--- START ---
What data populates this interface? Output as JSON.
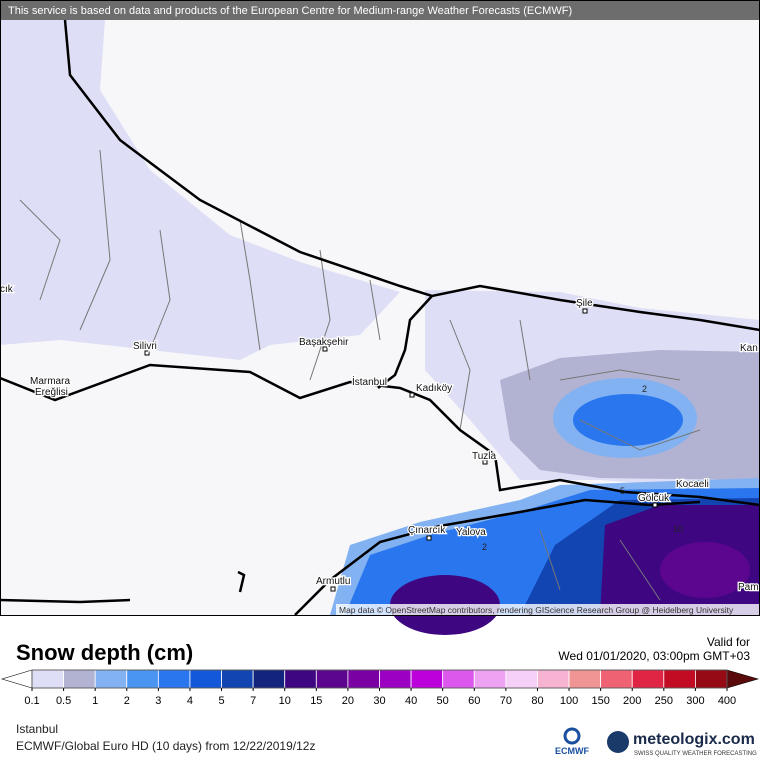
{
  "banner": "This service is based on data and products of the European Centre for Medium-range Weather Forecasts (ECMWF)",
  "places": {
    "silivri": "Silivri",
    "marmara": "Marmara",
    "eregli": "Ereğlisi",
    "basaksehir": "Başakşehir",
    "istanbul": "İstanbul",
    "kadikoy": "Kadıköy",
    "tuzla": "Tuzla",
    "sile": "Şile",
    "kocaeli": "Kocaeli",
    "golcuk": "Gölcük",
    "cinarcik": "Çınarcık",
    "yalova": "Yalova",
    "armutlu": "Armutlu",
    "kan": "Kan",
    "pam": "Pam",
    "cik": "cık"
  },
  "contour_labels": [
    2,
    2,
    5,
    10
  ],
  "attribution": "Map data © OpenStreetMap contributors, rendering GIScience Research Group @ Heidelberg University",
  "legend": {
    "title": "Snow depth (cm)",
    "ticks": [
      0.1,
      0.5,
      1,
      2,
      3,
      4,
      5,
      7,
      10,
      15,
      20,
      30,
      40,
      50,
      60,
      70,
      80,
      100,
      150,
      200,
      250,
      300,
      400
    ],
    "under_color": "#ffffff",
    "over_color": "#5a0a0a",
    "colors": [
      "#dedef6",
      "#b2b2d2",
      "#82b2f2",
      "#4a94f2",
      "#2a76ee",
      "#1258d8",
      "#1244b2",
      "#13247e",
      "#3e0680",
      "#5c0690",
      "#7a00a4",
      "#9c00c2",
      "#bc00dc",
      "#dc58ec",
      "#eea2f2",
      "#f6d0f6",
      "#f6b4d2",
      "#f09494",
      "#ee6274",
      "#e02444",
      "#c20c24",
      "#960a16"
    ]
  },
  "valid": {
    "label": "Valid for",
    "date": "Wed 01/01/2020, 03:00pm GMT+03"
  },
  "footer": {
    "location": "Istanbul",
    "model": "ECMWF/Global Euro HD (10 days) from 12/22/2019/12z",
    "ecmwf": "ECMWF",
    "brand": "meteologix.com",
    "tagline": "SWISS QUALITY WEATHER FORECASTING"
  }
}
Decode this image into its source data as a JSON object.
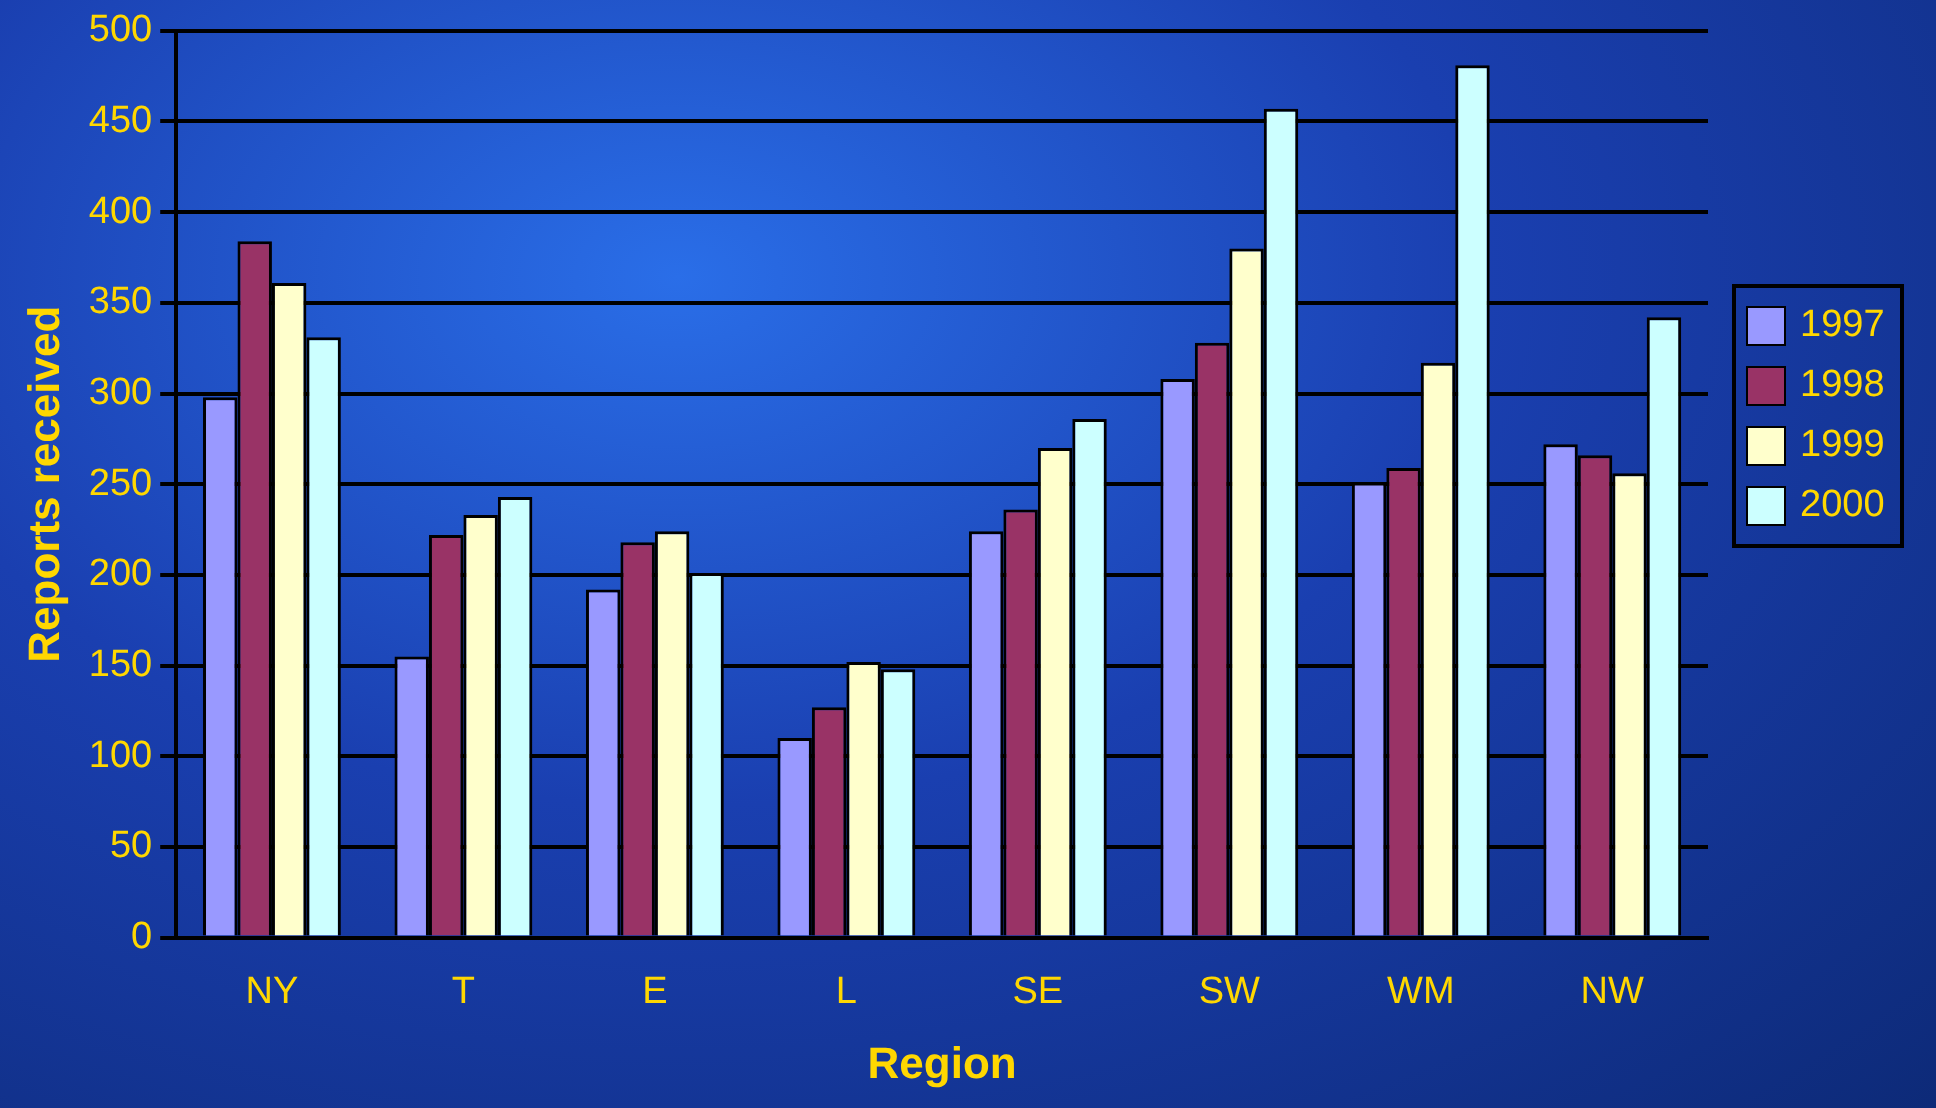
{
  "chart_data": {
    "type": "bar",
    "xlabel": "Region",
    "ylabel": "Reports received",
    "categories": [
      "NY",
      "T",
      "E",
      "L",
      "SE",
      "SW",
      "WM",
      "NW"
    ],
    "series": [
      {
        "name": "1997",
        "color": "#9999ff",
        "values": [
          298,
          155,
          192,
          110,
          224,
          308,
          251,
          272
        ]
      },
      {
        "name": "1998",
        "color": "#993366",
        "values": [
          384,
          222,
          218,
          127,
          236,
          328,
          259,
          266
        ]
      },
      {
        "name": "1999",
        "color": "#ffffcc",
        "values": [
          361,
          233,
          224,
          152,
          270,
          380,
          317,
          256
        ]
      },
      {
        "name": "2000",
        "color": "#ccffff",
        "values": [
          331,
          243,
          201,
          148,
          286,
          457,
          481,
          342
        ]
      }
    ],
    "ylim": [
      0,
      500
    ],
    "yticks": [
      0,
      50,
      100,
      150,
      200,
      250,
      300,
      350,
      400,
      450,
      500
    ],
    "grid": "y",
    "legend": "right"
  }
}
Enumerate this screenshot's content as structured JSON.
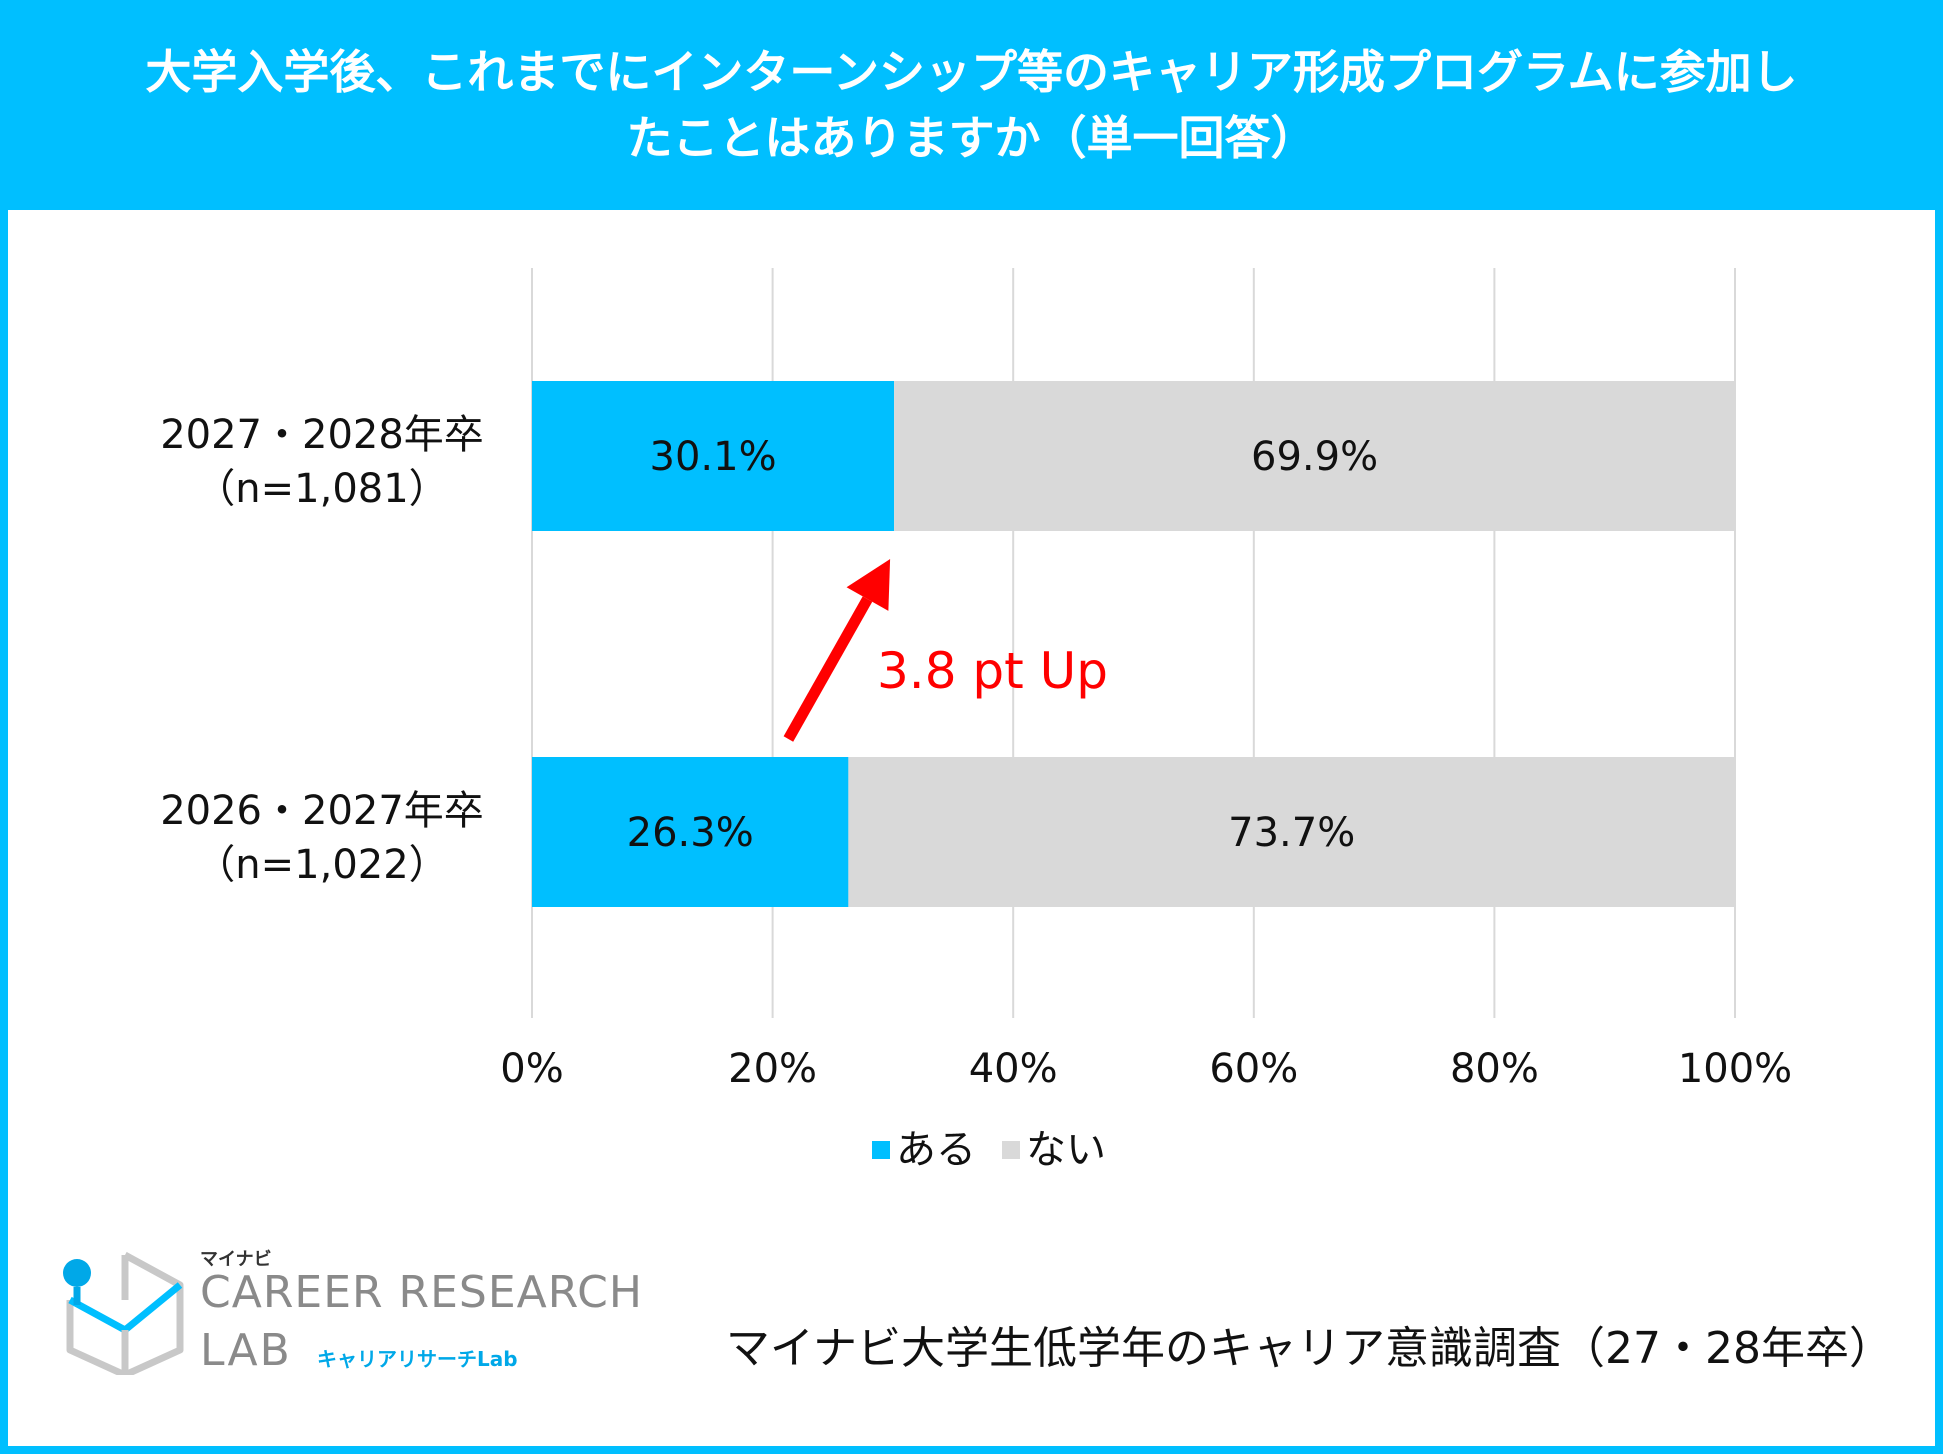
{
  "header": {
    "title": "大学入学後、これまでにインターンシップ等のキャリア形成プログラムに参加し\nたことはありますか（単一回答）"
  },
  "chart_data": {
    "type": "bar",
    "orientation": "horizontal",
    "stacked": true,
    "title": "大学入学後、これまでにインターンシップ等のキャリア形成プログラムに参加したことはありますか（単一回答）",
    "categories": [
      {
        "line1": "2027・2028年卒",
        "line2": "（n=1,081）"
      },
      {
        "line1": "2026・2027年卒",
        "line2": "（n=1,022）"
      }
    ],
    "series": [
      {
        "name": "ある",
        "color": "#00BFFF",
        "values": [
          30.1,
          26.3
        ],
        "labels": [
          "30.1%",
          "26.3%"
        ]
      },
      {
        "name": "ない",
        "color": "#D9D9D9",
        "values": [
          69.9,
          73.7
        ],
        "labels": [
          "69.9%",
          "73.7%"
        ]
      }
    ],
    "xlim": [
      0,
      100
    ],
    "xticks": [
      "0%",
      "20%",
      "40%",
      "60%",
      "80%",
      "100%"
    ],
    "grid": true,
    "legend_position": "bottom",
    "annotation": {
      "text": "3.8 pt Up",
      "color": "#FF0000"
    }
  },
  "footer": {
    "logo_small": "マイナビ",
    "logo_main": "CAREER RESEARCH",
    "logo_lab": "LAB",
    "logo_sub": "キャリアリサーチLab",
    "source": "マイナビ大学生低学年のキャリア意識調査（27・28年卒）"
  }
}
--- END ---
- [PROBLEM REQUIREMENTS]:
What comes back should match the records exactly, minus any pictures.

- [SOLUTION BELOW]:
What data populates this interface? Output as JSON.
{
  "banner": "This service is based on data and products of the European Centre for Medium-range Weather Forecasts (ECMWF)",
  "places": {
    "silivri": "Silivri",
    "marmara": "Marmara",
    "eregli": "Ereğlisi",
    "basaksehir": "Başakşehir",
    "istanbul": "İstanbul",
    "kadikoy": "Kadıköy",
    "tuzla": "Tuzla",
    "sile": "Şile",
    "kocaeli": "Kocaeli",
    "golcuk": "Gölcük",
    "cinarcik": "Çınarcık",
    "yalova": "Yalova",
    "armutlu": "Armutlu",
    "kan": "Kan",
    "pam": "Pam",
    "cik": "cık"
  },
  "contour_labels": [
    2,
    2,
    5,
    10
  ],
  "attribution": "Map data © OpenStreetMap contributors, rendering GIScience Research Group @ Heidelberg University",
  "legend": {
    "title": "Snow depth (cm)",
    "ticks": [
      0.1,
      0.5,
      1,
      2,
      3,
      4,
      5,
      7,
      10,
      15,
      20,
      30,
      40,
      50,
      60,
      70,
      80,
      100,
      150,
      200,
      250,
      300,
      400
    ],
    "under_color": "#ffffff",
    "over_color": "#5a0a0a",
    "colors": [
      "#dedef6",
      "#b2b2d2",
      "#82b2f2",
      "#4a94f2",
      "#2a76ee",
      "#1258d8",
      "#1244b2",
      "#13247e",
      "#3e0680",
      "#5c0690",
      "#7a00a4",
      "#9c00c2",
      "#bc00dc",
      "#dc58ec",
      "#eea2f2",
      "#f6d0f6",
      "#f6b4d2",
      "#f09494",
      "#ee6274",
      "#e02444",
      "#c20c24",
      "#960a16"
    ]
  },
  "valid": {
    "label": "Valid for",
    "date": "Wed 01/01/2020, 03:00pm GMT+03"
  },
  "footer": {
    "location": "Istanbul",
    "model": "ECMWF/Global Euro HD (10 days) from 12/22/2019/12z",
    "ecmwf": "ECMWF",
    "brand": "meteologix.com",
    "tagline": "SWISS QUALITY WEATHER FORECASTING"
  }
}
Decode this image into its source data as a JSON object.
{
  "chart_data": {
    "type": "bar",
    "xlabel": "Region",
    "ylabel": "Reports received",
    "categories": [
      "NY",
      "T",
      "E",
      "L",
      "SE",
      "SW",
      "WM",
      "NW"
    ],
    "series": [
      {
        "name": "1997",
        "color": "#9999ff",
        "values": [
          298,
          155,
          192,
          110,
          224,
          308,
          251,
          272
        ]
      },
      {
        "name": "1998",
        "color": "#993366",
        "values": [
          384,
          222,
          218,
          127,
          236,
          328,
          259,
          266
        ]
      },
      {
        "name": "1999",
        "color": "#ffffcc",
        "values": [
          361,
          233,
          224,
          152,
          270,
          380,
          317,
          256
        ]
      },
      {
        "name": "2000",
        "color": "#ccffff",
        "values": [
          331,
          243,
          201,
          148,
          286,
          457,
          481,
          342
        ]
      }
    ],
    "ylim": [
      0,
      500
    ],
    "yticks": [
      0,
      50,
      100,
      150,
      200,
      250,
      300,
      350,
      400,
      450,
      500
    ],
    "grid": "y",
    "legend": "right"
  }
}
Enumerate this screenshot's content as structured JSON.
{
  "header": {
    "title": "大学入学後、これまでにインターンシップ等のキャリア形成プログラムに参加し\nたことはありますか（単一回答）"
  },
  "chart_data": {
    "type": "bar",
    "orientation": "horizontal",
    "stacked": true,
    "title": "大学入学後、これまでにインターンシップ等のキャリア形成プログラムに参加したことはありますか（単一回答）",
    "categories": [
      {
        "line1": "2027・2028年卒",
        "line2": "（n=1,081）"
      },
      {
        "line1": "2026・2027年卒",
        "line2": "（n=1,022）"
      }
    ],
    "series": [
      {
        "name": "ある",
        "color": "#00BFFF",
        "values": [
          30.1,
          26.3
        ],
        "labels": [
          "30.1%",
          "26.3%"
        ]
      },
      {
        "name": "ない",
        "color": "#D9D9D9",
        "values": [
          69.9,
          73.7
        ],
        "labels": [
          "69.9%",
          "73.7%"
        ]
      }
    ],
    "xlim": [
      0,
      100
    ],
    "xticks": [
      "0%",
      "20%",
      "40%",
      "60%",
      "80%",
      "100%"
    ],
    "grid": true,
    "legend_position": "bottom",
    "annotation": {
      "text": "3.8 pt Up",
      "color": "#FF0000"
    }
  },
  "footer": {
    "logo_small": "マイナビ",
    "logo_main": "CAREER RESEARCH",
    "logo_lab": "LAB",
    "logo_sub": "キャリアリサーチLab",
    "source": "マイナビ大学生低学年のキャリア意識調査（27・28年卒）"
  }
}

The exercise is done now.